#### Given problem
Give the entries back exactly, dropping each image.

#### Raw data
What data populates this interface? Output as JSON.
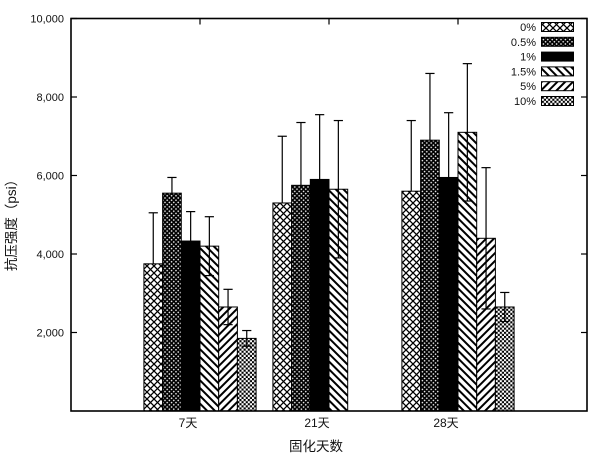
{
  "chart_data": {
    "type": "bar",
    "title": "",
    "xlabel": "固化天数",
    "ylabel": "抗压强度（psi）",
    "ylim": [
      0,
      10000
    ],
    "yticks": [
      2000,
      4000,
      6000,
      8000,
      10000
    ],
    "ytick_labels": [
      "2,000",
      "4,000",
      "6,000",
      "8,000",
      "10,000"
    ],
    "categories": [
      "7天",
      "21天",
      "28天"
    ],
    "grid": "off",
    "legend_position": "top-right-inside",
    "bar_outline_color": "#000000",
    "background_color": "#ffffff",
    "error_bars": true,
    "series": [
      {
        "name": "0%",
        "pattern": "diamond-crosshatch",
        "values": [
          3750,
          5300,
          5600
        ],
        "errors": [
          1300,
          1700,
          1800
        ],
        "lower_whisker": false
      },
      {
        "name": "0.5%",
        "pattern": "dense-crosshatch",
        "values": [
          5550,
          5750,
          6900
        ],
        "errors": [
          400,
          1600,
          1700
        ],
        "lower_whisker": false
      },
      {
        "name": "1%",
        "pattern": "solid-black",
        "values": [
          4330,
          5900,
          5950
        ],
        "errors": [
          750,
          1650,
          1650
        ],
        "lower_whisker": false
      },
      {
        "name": "1.5%",
        "pattern": "diagonal-back",
        "values": [
          4200,
          5650,
          7100
        ],
        "errors": [
          750,
          1750,
          1750
        ],
        "lower_whisker": true
      },
      {
        "name": "5%",
        "pattern": "diagonal-forward",
        "values": [
          2650,
          null,
          4400
        ],
        "errors": [
          450,
          null,
          1800
        ],
        "lower_whisker": true
      },
      {
        "name": "10%",
        "pattern": "fine-checker",
        "values": [
          1850,
          null,
          2650
        ],
        "errors": [
          200,
          null,
          370
        ],
        "lower_whisker": true
      }
    ]
  }
}
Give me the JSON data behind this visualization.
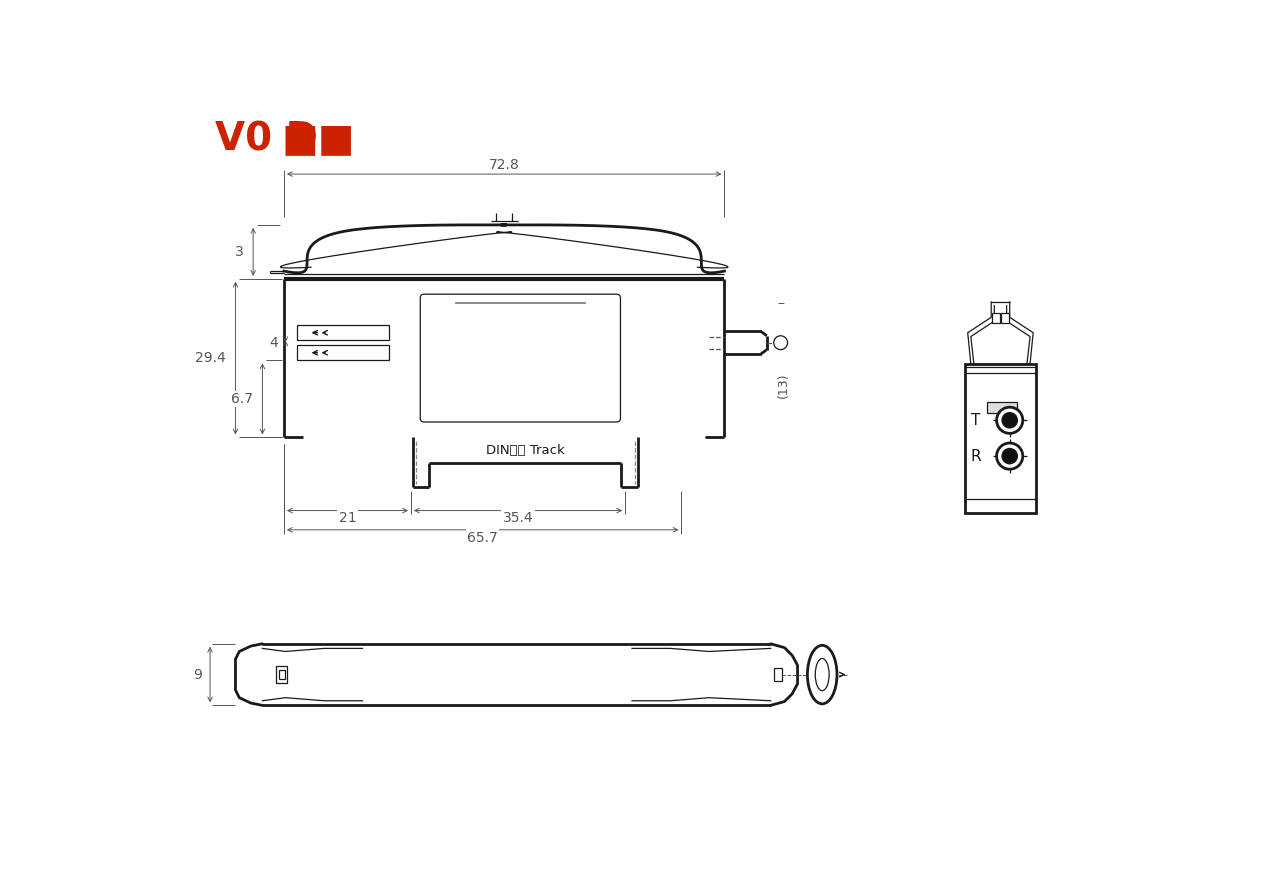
{
  "bg_color": "#ffffff",
  "line_color": "#1a1a1a",
  "dim_color": "#555555",
  "red_color": "#cc2200",
  "dim_728": "72.8",
  "dim_3": "3",
  "dim_294": "29.4",
  "dim_4": "4",
  "dim_67": "6.7",
  "dim_21": "21",
  "dim_354": "35.4",
  "dim_657": "65.7",
  "dim_13": "(13)",
  "dim_9": "9",
  "din_track_label": "DIN轨道 Track"
}
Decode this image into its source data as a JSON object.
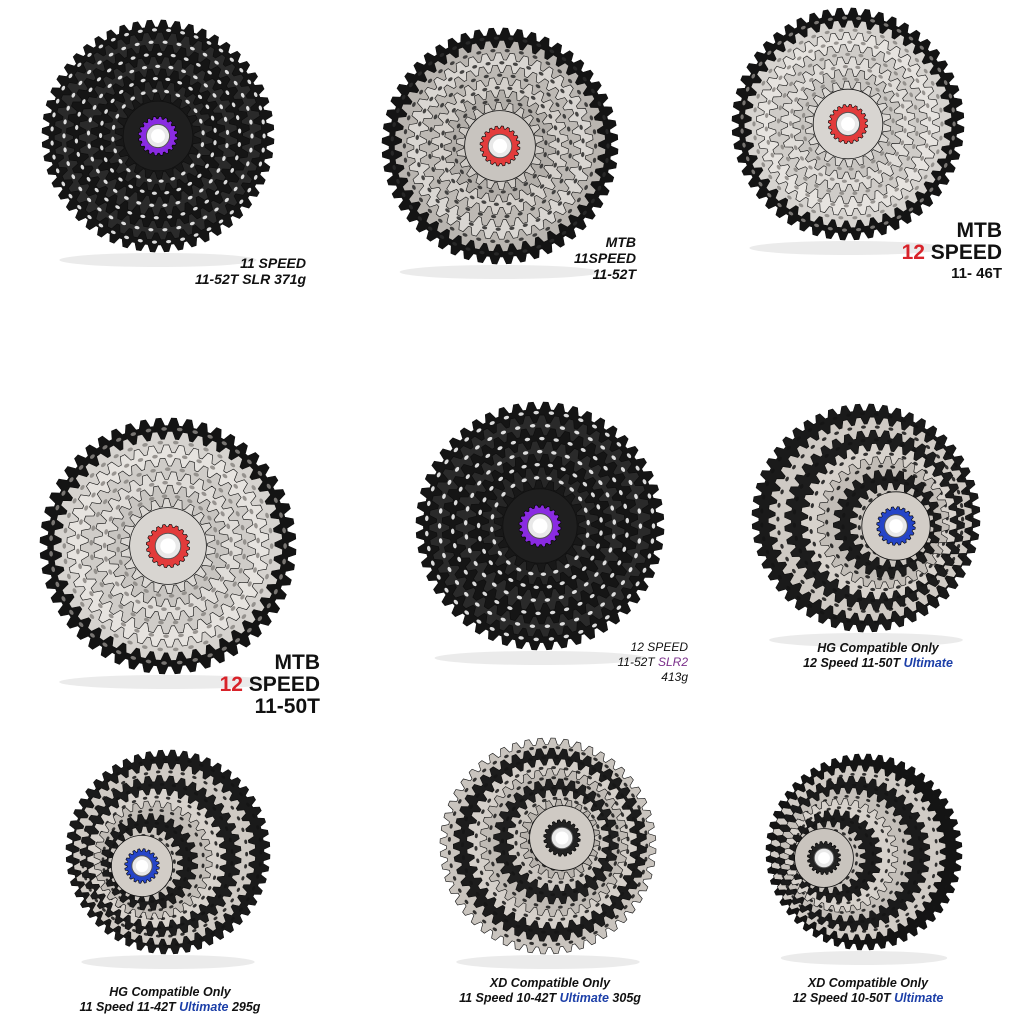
{
  "colors": {
    "red_accent": "#d8232a",
    "purple_accent": "#7a2e8a",
    "blue_accent": "#1c3fa8",
    "black_steel": "#1a1a1a",
    "silver_steel": "#c9c6c2"
  },
  "products": [
    {
      "icon": "black-cassette-purple-lockring-icon",
      "lines": [
        {
          "parts": [
            {
              "text": "11 SPEED"
            }
          ]
        },
        {
          "parts": [
            {
              "text": "11-52T SLR  371g"
            }
          ]
        }
      ]
    },
    {
      "icon": "black-silver-cassette-red-lockring-icon",
      "lines": [
        {
          "parts": [
            {
              "text": "MTB"
            }
          ]
        },
        {
          "parts": [
            {
              "text": "11SPEED"
            }
          ]
        },
        {
          "parts": [
            {
              "text": "11-52T"
            }
          ]
        }
      ]
    },
    {
      "icon": "silver-cassette-red-lockring-icon",
      "lines": [
        {
          "parts": [
            {
              "text": "MTB"
            }
          ]
        },
        {
          "parts": [
            {
              "text": "12",
              "accent": "red"
            },
            {
              "text": " SPEED"
            }
          ]
        },
        {
          "parts": [
            {
              "text": "11- 46T",
              "small": true
            }
          ]
        }
      ]
    },
    {
      "icon": "silver-cassette-red-lockring-icon",
      "lines": [
        {
          "parts": [
            {
              "text": "MTB"
            }
          ]
        },
        {
          "parts": [
            {
              "text": "12",
              "accent": "red"
            },
            {
              "text": " SPEED"
            }
          ]
        },
        {
          "parts": [
            {
              "text": "11-50T"
            }
          ]
        }
      ]
    },
    {
      "icon": "black-cassette-purple-lockring-icon",
      "lines": [
        {
          "parts": [
            {
              "text": "12 SPEED"
            }
          ]
        },
        {
          "parts": [
            {
              "text": "11-52T "
            },
            {
              "text": "SLR2",
              "accent": "purple"
            }
          ]
        },
        {
          "parts": [
            {
              "text": "413g"
            }
          ]
        }
      ]
    },
    {
      "icon": "silver-cassette-blue-lockring-icon",
      "lines": [
        {
          "parts": [
            {
              "text": "HG Compatible Only"
            }
          ]
        },
        {
          "parts": [
            {
              "text": "12 Speed 11-50T "
            },
            {
              "text": "Ultimate",
              "accent": "blue"
            }
          ]
        }
      ]
    },
    {
      "icon": "silver-cassette-blue-lockring-icon",
      "lines": [
        {
          "parts": [
            {
              "text": "HG Compatible Only"
            }
          ]
        },
        {
          "parts": [
            {
              "text": "11 Speed 11-42T "
            },
            {
              "text": "Ultimate",
              "accent": "blue"
            },
            {
              "text": " 295g"
            }
          ]
        }
      ]
    },
    {
      "icon": "silver-cassette-xd-icon",
      "lines": [
        {
          "parts": [
            {
              "text": "XD Compatible Only"
            }
          ]
        },
        {
          "parts": [
            {
              "text": "11 Speed 10-42T "
            },
            {
              "text": "Ultimate",
              "accent": "blue"
            },
            {
              "text": " 305g"
            }
          ]
        }
      ]
    },
    {
      "icon": "black-silver-cassette-xd-icon",
      "lines": [
        {
          "parts": [
            {
              "text": "XD Compatible Only"
            }
          ]
        },
        {
          "parts": [
            {
              "text": "12 Speed 10-50T "
            },
            {
              "text": "Ultimate",
              "accent": "blue"
            }
          ]
        }
      ]
    }
  ]
}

#### Solution
What data populates this interface? Output as JSON.
{
  "chart_data": {
    "type": "bar",
    "title": "",
    "xlabel": "固化天数",
    "ylabel": "抗压强度（psi）",
    "ylim": [
      0,
      10000
    ],
    "yticks": [
      2000,
      4000,
      6000,
      8000,
      10000
    ],
    "ytick_labels": [
      "2,000",
      "4,000",
      "6,000",
      "8,000",
      "10,000"
    ],
    "categories": [
      "7天",
      "21天",
      "28天"
    ],
    "grid": "off",
    "legend_position": "top-right-inside",
    "bar_outline_color": "#000000",
    "background_color": "#ffffff",
    "error_bars": true,
    "series": [
      {
        "name": "0%",
        "pattern": "diamond-crosshatch",
        "values": [
          3750,
          5300,
          5600
        ],
        "errors": [
          1300,
          1700,
          1800
        ],
        "lower_whisker": false
      },
      {
        "name": "0.5%",
        "pattern": "dense-crosshatch",
        "values": [
          5550,
          5750,
          6900
        ],
        "errors": [
          400,
          1600,
          1700
        ],
        "lower_whisker": false
      },
      {
        "name": "1%",
        "pattern": "solid-black",
        "values": [
          4330,
          5900,
          5950
        ],
        "errors": [
          750,
          1650,
          1650
        ],
        "lower_whisker": false
      },
      {
        "name": "1.5%",
        "pattern": "diagonal-back",
        "values": [
          4200,
          5650,
          7100
        ],
        "errors": [
          750,
          1750,
          1750
        ],
        "lower_whisker": true
      },
      {
        "name": "5%",
        "pattern": "diagonal-forward",
        "values": [
          2650,
          null,
          4400
        ],
        "errors": [
          450,
          null,
          1800
        ],
        "lower_whisker": true
      },
      {
        "name": "10%",
        "pattern": "fine-checker",
        "values": [
          1850,
          null,
          2650
        ],
        "errors": [
          200,
          null,
          370
        ],
        "lower_whisker": true
      }
    ]
  }
}
Give me the JSON data behind this visualization.
{
  "bg_color": "#ffffff",
  "line_color": "#1a1a1a",
  "dim_color": "#555555",
  "red_color": "#cc2200",
  "dim_728": "72.8",
  "dim_3": "3",
  "dim_294": "29.4",
  "dim_4": "4",
  "dim_67": "6.7",
  "dim_21": "21",
  "dim_354": "35.4",
  "dim_657": "65.7",
  "dim_13": "(13)",
  "dim_9": "9",
  "din_track_label": "DIN轨道 Track"
}
Decode this image into its source data as a JSON object.
{
  "colors": {
    "red_accent": "#d8232a",
    "purple_accent": "#7a2e8a",
    "blue_accent": "#1c3fa8",
    "black_steel": "#1a1a1a",
    "silver_steel": "#c9c6c2"
  },
  "products": [
    {
      "icon": "black-cassette-purple-lockring-icon",
      "lines": [
        {
          "parts": [
            {
              "text": "11 SPEED"
            }
          ]
        },
        {
          "parts": [
            {
              "text": "11-52T SLR  371g"
            }
          ]
        }
      ]
    },
    {
      "icon": "black-silver-cassette-red-lockring-icon",
      "lines": [
        {
          "parts": [
            {
              "text": "MTB"
            }
          ]
        },
        {
          "parts": [
            {
              "text": "11SPEED"
            }
          ]
        },
        {
          "parts": [
            {
              "text": "11-52T"
            }
          ]
        }
      ]
    },
    {
      "icon": "silver-cassette-red-lockring-icon",
      "lines": [
        {
          "parts": [
            {
              "text": "MTB"
            }
          ]
        },
        {
          "parts": [
            {
              "text": "12",
              "accent": "red"
            },
            {
              "text": " SPEED"
            }
          ]
        },
        {
          "parts": [
            {
              "text": "11- 46T",
              "small": true
            }
          ]
        }
      ]
    },
    {
      "icon": "silver-cassette-red-lockring-icon",
      "lines": [
        {
          "parts": [
            {
              "text": "MTB"
            }
          ]
        },
        {
          "parts": [
            {
              "text": "12",
              "accent": "red"
            },
            {
              "text": " SPEED"
            }
          ]
        },
        {
          "parts": [
            {
              "text": "11-50T"
            }
          ]
        }
      ]
    },
    {
      "icon": "black-cassette-purple-lockring-icon",
      "lines": [
        {
          "parts": [
            {
              "text": "12 SPEED"
            }
          ]
        },
        {
          "parts": [
            {
              "text": "11-52T "
            },
            {
              "text": "SLR2",
              "accent": "purple"
            }
          ]
        },
        {
          "parts": [
            {
              "text": "413g"
            }
          ]
        }
      ]
    },
    {
      "icon": "silver-cassette-blue-lockring-icon",
      "lines": [
        {
          "parts": [
            {
              "text": "HG Compatible Only"
            }
          ]
        },
        {
          "parts": [
            {
              "text": "12 Speed 11-50T "
            },
            {
              "text": "Ultimate",
              "accent": "blue"
            }
          ]
        }
      ]
    },
    {
      "icon": "silver-cassette-blue-lockring-icon",
      "lines": [
        {
          "parts": [
            {
              "text": "HG Compatible Only"
            }
          ]
        },
        {
          "parts": [
            {
              "text": "11 Speed 11-42T "
            },
            {
              "text": "Ultimate",
              "accent": "blue"
            },
            {
              "text": " 295g"
            }
          ]
        }
      ]
    },
    {
      "icon": "silver-cassette-xd-icon",
      "lines": [
        {
          "parts": [
            {
              "text": "XD Compatible Only"
            }
          ]
        },
        {
          "parts": [
            {
              "text": "11 Speed 10-42T "
            },
            {
              "text": "Ultimate",
              "accent": "blue"
            },
            {
              "text": " 305g"
            }
          ]
        }
      ]
    },
    {
      "icon": "black-silver-cassette-xd-icon",
      "lines": [
        {
          "parts": [
            {
              "text": "XD Compatible Only"
            }
          ]
        },
        {
          "parts": [
            {
              "text": "12 Speed 10-50T "
            },
            {
              "text": "Ultimate",
              "accent": "blue"
            }
          ]
        }
      ]
    }
  ]
}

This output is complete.